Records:
:::::

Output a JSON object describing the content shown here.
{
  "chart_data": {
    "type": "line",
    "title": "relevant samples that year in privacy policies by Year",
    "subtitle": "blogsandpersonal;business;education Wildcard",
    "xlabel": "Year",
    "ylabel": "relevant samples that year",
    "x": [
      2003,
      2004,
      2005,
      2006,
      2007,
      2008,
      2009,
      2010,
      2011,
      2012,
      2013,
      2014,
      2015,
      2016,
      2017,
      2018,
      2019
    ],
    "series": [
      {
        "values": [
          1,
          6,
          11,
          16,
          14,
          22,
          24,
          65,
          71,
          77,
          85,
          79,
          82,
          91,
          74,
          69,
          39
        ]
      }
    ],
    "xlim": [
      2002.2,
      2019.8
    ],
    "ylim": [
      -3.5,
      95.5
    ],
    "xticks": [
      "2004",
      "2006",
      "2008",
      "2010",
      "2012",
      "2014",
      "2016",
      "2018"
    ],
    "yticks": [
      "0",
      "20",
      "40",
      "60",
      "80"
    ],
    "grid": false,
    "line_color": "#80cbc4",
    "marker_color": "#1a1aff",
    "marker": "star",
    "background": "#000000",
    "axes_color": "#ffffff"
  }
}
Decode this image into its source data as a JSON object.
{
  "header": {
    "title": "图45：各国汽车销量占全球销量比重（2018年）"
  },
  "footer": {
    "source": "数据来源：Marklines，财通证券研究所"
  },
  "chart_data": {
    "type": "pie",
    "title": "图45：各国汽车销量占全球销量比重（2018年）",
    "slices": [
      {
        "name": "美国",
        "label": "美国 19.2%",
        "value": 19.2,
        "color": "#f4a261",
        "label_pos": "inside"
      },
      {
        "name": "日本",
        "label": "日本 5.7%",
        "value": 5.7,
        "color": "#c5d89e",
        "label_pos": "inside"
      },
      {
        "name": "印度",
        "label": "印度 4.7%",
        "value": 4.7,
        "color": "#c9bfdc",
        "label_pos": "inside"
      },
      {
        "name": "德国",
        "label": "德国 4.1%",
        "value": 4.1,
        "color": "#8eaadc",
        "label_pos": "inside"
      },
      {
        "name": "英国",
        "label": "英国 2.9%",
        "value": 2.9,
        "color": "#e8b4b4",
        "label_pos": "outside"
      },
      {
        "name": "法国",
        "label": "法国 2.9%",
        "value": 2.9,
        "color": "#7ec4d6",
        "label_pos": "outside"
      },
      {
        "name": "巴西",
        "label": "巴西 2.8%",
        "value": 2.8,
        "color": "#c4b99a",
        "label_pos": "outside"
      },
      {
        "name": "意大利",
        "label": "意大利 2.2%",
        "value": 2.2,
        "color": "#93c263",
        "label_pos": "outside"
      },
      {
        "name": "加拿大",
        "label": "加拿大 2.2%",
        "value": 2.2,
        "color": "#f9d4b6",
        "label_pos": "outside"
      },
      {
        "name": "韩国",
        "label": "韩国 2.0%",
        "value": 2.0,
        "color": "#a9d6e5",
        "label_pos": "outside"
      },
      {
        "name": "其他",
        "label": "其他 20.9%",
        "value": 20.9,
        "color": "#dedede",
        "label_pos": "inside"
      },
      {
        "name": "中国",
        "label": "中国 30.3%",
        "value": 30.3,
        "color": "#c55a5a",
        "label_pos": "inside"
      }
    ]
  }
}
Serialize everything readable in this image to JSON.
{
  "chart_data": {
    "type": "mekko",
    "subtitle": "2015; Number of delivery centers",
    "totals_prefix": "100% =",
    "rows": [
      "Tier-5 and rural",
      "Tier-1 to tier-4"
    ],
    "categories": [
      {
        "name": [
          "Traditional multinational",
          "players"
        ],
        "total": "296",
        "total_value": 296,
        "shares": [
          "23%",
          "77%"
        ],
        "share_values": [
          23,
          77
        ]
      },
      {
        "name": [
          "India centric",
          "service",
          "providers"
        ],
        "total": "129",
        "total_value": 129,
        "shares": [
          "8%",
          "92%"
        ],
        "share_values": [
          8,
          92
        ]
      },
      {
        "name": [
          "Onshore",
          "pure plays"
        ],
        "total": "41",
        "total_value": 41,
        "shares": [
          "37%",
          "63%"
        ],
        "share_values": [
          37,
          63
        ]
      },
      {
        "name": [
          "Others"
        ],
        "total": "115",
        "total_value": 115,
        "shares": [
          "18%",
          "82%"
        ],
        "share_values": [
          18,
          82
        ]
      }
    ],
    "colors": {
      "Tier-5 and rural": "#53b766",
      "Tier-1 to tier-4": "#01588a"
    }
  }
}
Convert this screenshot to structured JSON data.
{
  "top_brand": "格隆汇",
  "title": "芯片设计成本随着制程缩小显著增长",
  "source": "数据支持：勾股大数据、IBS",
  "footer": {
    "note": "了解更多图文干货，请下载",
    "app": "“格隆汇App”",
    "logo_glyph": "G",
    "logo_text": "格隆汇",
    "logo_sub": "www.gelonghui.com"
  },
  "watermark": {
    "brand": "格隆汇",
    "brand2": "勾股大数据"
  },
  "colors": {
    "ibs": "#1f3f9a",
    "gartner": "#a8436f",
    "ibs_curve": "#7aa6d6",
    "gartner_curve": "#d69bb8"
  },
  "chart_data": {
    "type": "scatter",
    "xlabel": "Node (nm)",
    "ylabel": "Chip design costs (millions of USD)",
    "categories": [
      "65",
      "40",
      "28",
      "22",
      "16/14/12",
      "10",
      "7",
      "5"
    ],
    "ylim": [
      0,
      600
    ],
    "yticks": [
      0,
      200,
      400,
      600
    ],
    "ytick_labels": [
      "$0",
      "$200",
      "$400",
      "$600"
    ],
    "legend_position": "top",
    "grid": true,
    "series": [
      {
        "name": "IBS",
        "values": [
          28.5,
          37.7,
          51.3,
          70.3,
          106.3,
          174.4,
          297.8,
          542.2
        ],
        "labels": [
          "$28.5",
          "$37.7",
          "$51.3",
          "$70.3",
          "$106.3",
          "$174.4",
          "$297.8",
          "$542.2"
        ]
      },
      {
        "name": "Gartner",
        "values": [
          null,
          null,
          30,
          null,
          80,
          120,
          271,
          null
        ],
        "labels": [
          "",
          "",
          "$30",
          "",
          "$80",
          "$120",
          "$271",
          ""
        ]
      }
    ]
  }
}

:::::

## Exercise aim
Repeat the material above in full, keeping every word.

## Exercise result
Output a JSON object describing the content shown here.
{
  "chart_data": {
    "type": "line",
    "title": "relevant samples that year in privacy policies by Year",
    "subtitle": "blogsandpersonal;business;education Wildcard",
    "xlabel": "Year",
    "ylabel": "relevant samples that year",
    "x": [
      2003,
      2004,
      2005,
      2006,
      2007,
      2008,
      2009,
      2010,
      2011,
      2012,
      2013,
      2014,
      2015,
      2016,
      2017,
      2018,
      2019
    ],
    "series": [
      {
        "values": [
          1,
          6,
          11,
          16,
          14,
          22,
          24,
          65,
          71,
          77,
          85,
          79,
          82,
          91,
          74,
          69,
          39
        ]
      }
    ],
    "xlim": [
      2002.2,
      2019.8
    ],
    "ylim": [
      -3.5,
      95.5
    ],
    "xticks": [
      "2004",
      "2006",
      "2008",
      "2010",
      "2012",
      "2014",
      "2016",
      "2018"
    ],
    "yticks": [
      "0",
      "20",
      "40",
      "60",
      "80"
    ],
    "grid": false,
    "line_color": "#80cbc4",
    "marker_color": "#1a1aff",
    "marker": "star",
    "background": "#000000",
    "axes_color": "#ffffff"
  }
}
Decode this image into its source data as a JSON object.
{
  "header": {
    "title": "图45：各国汽车销量占全球销量比重（2018年）"
  },
  "footer": {
    "source": "数据来源：Marklines，财通证券研究所"
  },
  "chart_data": {
    "type": "pie",
    "title": "图45：各国汽车销量占全球销量比重（2018年）",
    "slices": [
      {
        "name": "美国",
        "label": "美国 19.2%",
        "value": 19.2,
        "color": "#f4a261",
        "label_pos": "inside"
      },
      {
        "name": "日本",
        "label": "日本 5.7%",
        "value": 5.7,
        "color": "#c5d89e",
        "label_pos": "inside"
      },
      {
        "name": "印度",
        "label": "印度 4.7%",
        "value": 4.7,
        "color": "#c9bfdc",
        "label_pos": "inside"
      },
      {
        "name": "德国",
        "label": "德国 4.1%",
        "value": 4.1,
        "color": "#8eaadc",
        "label_pos": "inside"
      },
      {
        "name": "英国",
        "label": "英国 2.9%",
        "value": 2.9,
        "color": "#e8b4b4",
        "label_pos": "outside"
      },
      {
        "name": "法国",
        "label": "法国 2.9%",
        "value": 2.9,
        "color": "#7ec4d6",
        "label_pos": "outside"
      },
      {
        "name": "巴西",
        "label": "巴西 2.8%",
        "value": 2.8,
        "color": "#c4b99a",
        "label_pos": "outside"
      },
      {
        "name": "意大利",
        "label": "意大利 2.2%",
        "value": 2.2,
        "color": "#93c263",
        "label_pos": "outside"
      },
      {
        "name": "加拿大",
        "label": "加拿大 2.2%",
        "value": 2.2,
        "color": "#f9d4b6",
        "label_pos": "outside"
      },
      {
        "name": "韩国",
        "label": "韩国 2.0%",
        "value": 2.0,
        "color": "#a9d6e5",
        "label_pos": "outside"
      },
      {
        "name": "其他",
        "label": "其他 20.9%",
        "value": 20.9,
        "color": "#dedede",
        "label_pos": "inside"
      },
      {
        "name": "中国",
        "label": "中国 30.3%",
        "value": 30.3,
        "color": "#c55a5a",
        "label_pos": "inside"
      }
    ]
  }
}
Serialize everything readable in this image to JSON.
{
  "chart_data": {
    "type": "mekko",
    "subtitle": "2015; Number of delivery centers",
    "totals_prefix": "100% =",
    "rows": [
      "Tier-5 and rural",
      "Tier-1 to tier-4"
    ],
    "categories": [
      {
        "name": [
          "Traditional multinational",
          "players"
        ],
        "total": "296",
        "total_value": 296,
        "shares": [
          "23%",
          "77%"
        ],
        "share_values": [
          23,
          77
        ]
      },
      {
        "name": [
          "India centric",
          "service",
          "providers"
        ],
        "total": "129",
        "total_value": 129,
        "shares": [
          "8%",
          "92%"
        ],
        "share_values": [
          8,
          92
        ]
      },
      {
        "name": [
          "Onshore",
          "pure plays"
        ],
        "total": "41",
        "total_value": 41,
        "shares": [
          "37%",
          "63%"
        ],
        "share_values": [
          37,
          63
        ]
      },
      {
        "name": [
          "Others"
        ],
        "total": "115",
        "total_value": 115,
        "shares": [
          "18%",
          "82%"
        ],
        "share_values": [
          18,
          82
        ]
      }
    ],
    "colors": {
      "Tier-5 and rural": "#53b766",
      "Tier-1 to tier-4": "#01588a"
    }
  }
}
Convert this screenshot to structured JSON data.
{
  "top_brand": "格隆汇",
  "title": "芯片设计成本随着制程缩小显著增长",
  "source": "数据支持：勾股大数据、IBS",
  "footer": {
    "note": "了解更多图文干货，请下载",
    "app": "“格隆汇App”",
    "logo_glyph": "G",
    "logo_text": "格隆汇",
    "logo_sub": "www.gelonghui.com"
  },
  "watermark": {
    "brand": "格隆汇",
    "brand2": "勾股大数据"
  },
  "colors": {
    "ibs": "#1f3f9a",
    "gartner": "#a8436f",
    "ibs_curve": "#7aa6d6",
    "gartner_curve": "#d69bb8"
  },
  "chart_data": {
    "type": "scatter",
    "xlabel": "Node (nm)",
    "ylabel": "Chip design costs (millions of USD)",
    "categories": [
      "65",
      "40",
      "28",
      "22",
      "16/14/12",
      "10",
      "7",
      "5"
    ],
    "ylim": [
      0,
      600
    ],
    "yticks": [
      0,
      200,
      400,
      600
    ],
    "ytick_labels": [
      "$0",
      "$200",
      "$400",
      "$600"
    ],
    "legend_position": "top",
    "grid": true,
    "series": [
      {
        "name": "IBS",
        "values": [
          28.5,
          37.7,
          51.3,
          70.3,
          106.3,
          174.4,
          297.8,
          542.2
        ],
        "labels": [
          "$28.5",
          "$37.7",
          "$51.3",
          "$70.3",
          "$106.3",
          "$174.4",
          "$297.8",
          "$542.2"
        ]
      },
      {
        "name": "Gartner",
        "values": [
          null,
          null,
          30,
          null,
          80,
          120,
          271,
          null
        ],
        "labels": [
          "",
          "",
          "$30",
          "",
          "$80",
          "$120",
          "$271",
          ""
        ]
      }
    ]
  }
}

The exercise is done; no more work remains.